Requirement: With the pictures omitted, write out the entries that follow exactly as they stand.

□ □ □

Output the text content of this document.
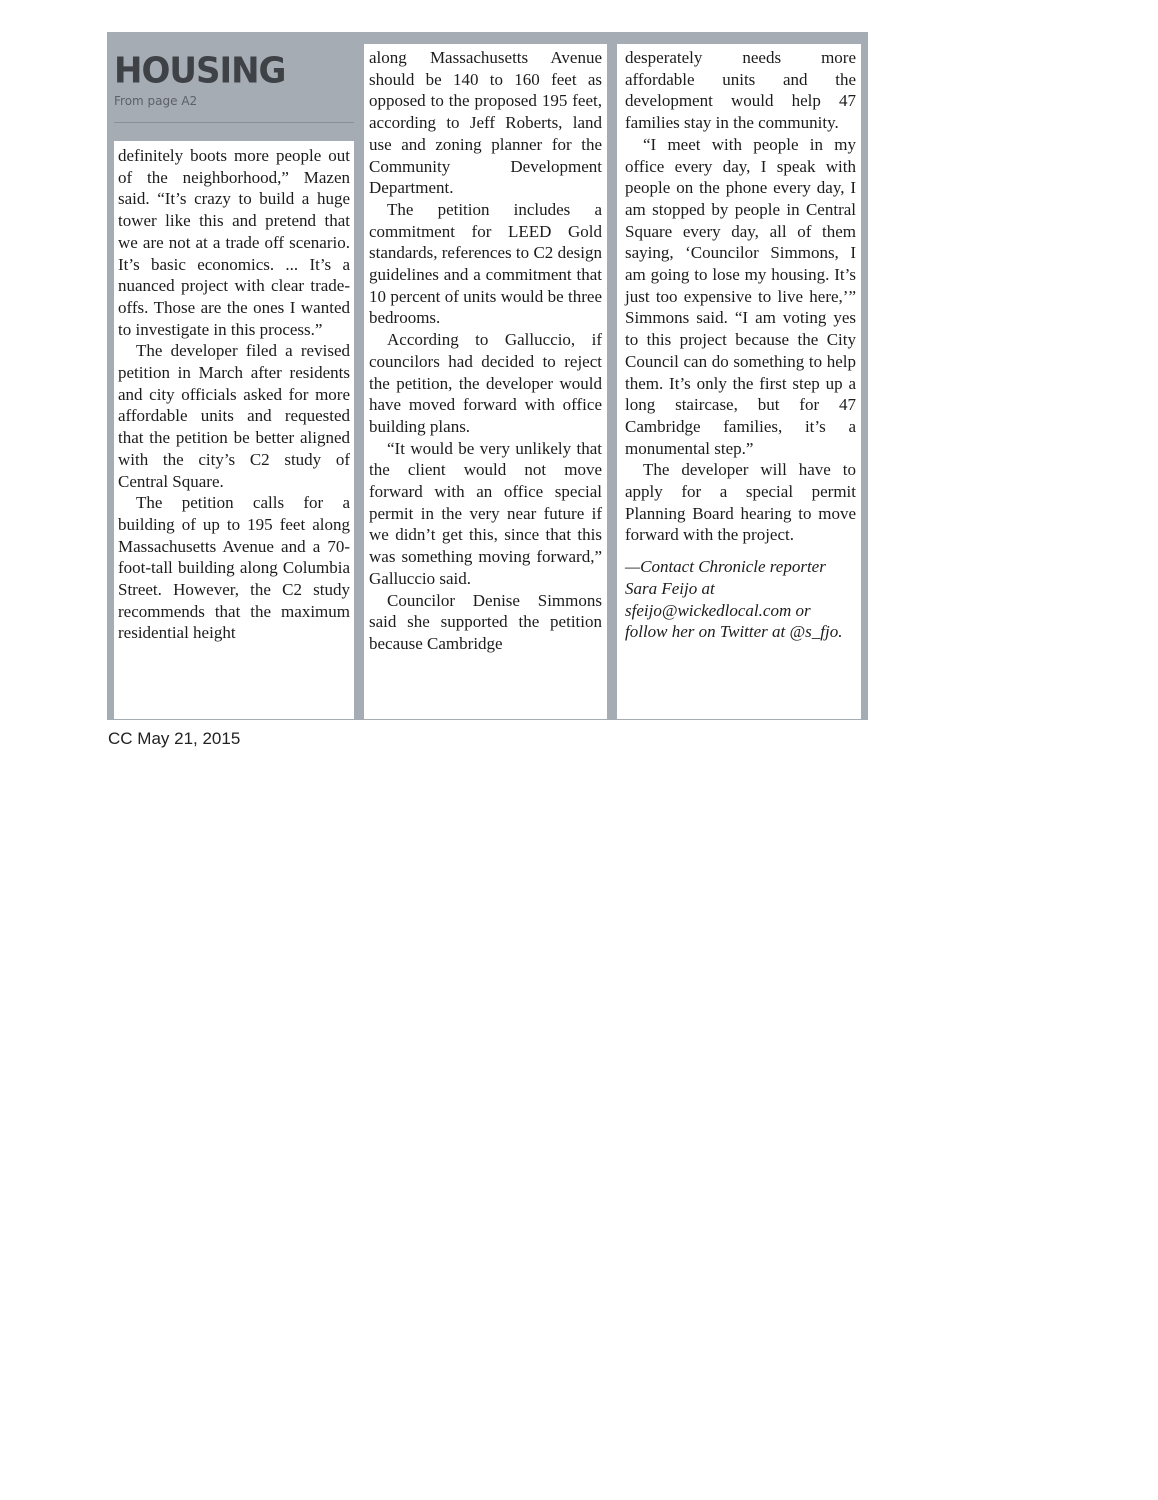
HOUSING
From page A2

definitely boots more people out of the neighborhood,” Mazen said. “It’s crazy to build a huge tower like this and pretend that we are not at a trade off scenario. It’s basic economics. ... It’s a nuanced project with clear trade-offs. Those are the ones I wanted to investigate in this process.”

The developer filed a revised petition in March after residents and city officials asked for more affordable units and requested that the petition be better aligned with the city’s C2 study of Central Square.

The petition calls for a building of up to 195 feet along Massachusetts Avenue and a 70-foot-tall building along Columbia Street. However, the C2 study recommends that the maximum residential height

along Massachusetts Avenue should be 140 to 160 feet as opposed to the proposed 195 feet, according to Jeff Roberts, land use and zoning planner for the Community Development Department.

The petition includes a commitment for LEED Gold standards, references to C2 design guidelines and a commitment that 10 percent of units would be three bedrooms.

According to Galluccio, if councilors had decided to reject the petition, the developer would have moved forward with office building plans.

“It would be very unlikely that the client would not move forward with an office special permit in the very near future if we didn’t get this, since that this was something moving forward,” Galluccio said.

Councilor Denise Simmons said she supported the petition because Cambridge

desperately needs more affordable units and the development would help 47 families stay in the community.

“I meet with people in my office every day, I speak with people on the phone every day, I am stopped by people in Central Square every day, all of them saying, ‘Councilor Simmons, I am going to lose my housing. It’s just too expensive to live here,’” Simmons said. “I am voting yes to this project because the City Council can do something to help them. It’s only the first step up a long staircase, but for 47 Cambridge families, it’s a monumental step.”

The developer will have to apply for a special permit Planning Board hearing to move forward with the project.

—Contact Chronicle reporter Sara Feijo at sfeijo@wickedlocal.com or follow her on Twitter at @s_fjo.

CC May 21, 2015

□ □ □

Correct result:
Output the text content of this document.
HOUSING
From page A2

definitely boots more people out of the neighborhood,” Mazen said. “It’s crazy to build a huge tower like this and pretend that we are not at a trade off scenario. It’s basic economics. ... It’s a nuanced project with clear trade-offs. Those are the ones I wanted to investigate in this process.”

The developer filed a revised petition in March after residents and city officials asked for more affordable units and requested that the petition be better aligned with the city’s C2 study of Central Square.

The petition calls for a building of up to 195 feet along Massachusetts Avenue and a 70-foot-tall building along Columbia Street. However, the C2 study recommends that the maximum residential height

along Massachusetts Avenue should be 140 to 160 feet as opposed to the proposed 195 feet, according to Jeff Roberts, land use and zoning planner for the Community Development Department.

The petition includes a commitment for LEED Gold standards, references to C2 design guidelines and a commitment that 10 percent of units would be three bedrooms.

According to Galluccio, if councilors had decided to reject the petition, the developer would have moved forward with office building plans.

“It would be very unlikely that the client would not move forward with an office special permit in the very near future if we didn’t get this, since that this was something moving forward,” Galluccio said.

Councilor Denise Simmons said she supported the petition because Cambridge

desperately needs more affordable units and the development would help 47 families stay in the community.

“I meet with people in my office every day, I speak with people on the phone every day, I am stopped by people in Central Square every day, all of them saying, ‘Councilor Simmons, I am going to lose my housing. It’s just too expensive to live here,’” Simmons said. “I am voting yes to this project because the City Council can do something to help them. It’s only the first step up a long staircase, but for 47 Cambridge families, it’s a monumental step.”

The developer will have to apply for a special permit Planning Board hearing to move forward with the project.

—Contact Chronicle reporter Sara Feijo at sfeijo@wickedlocal.com or follow her on Twitter at @s_fjo.

CC May 21, 2015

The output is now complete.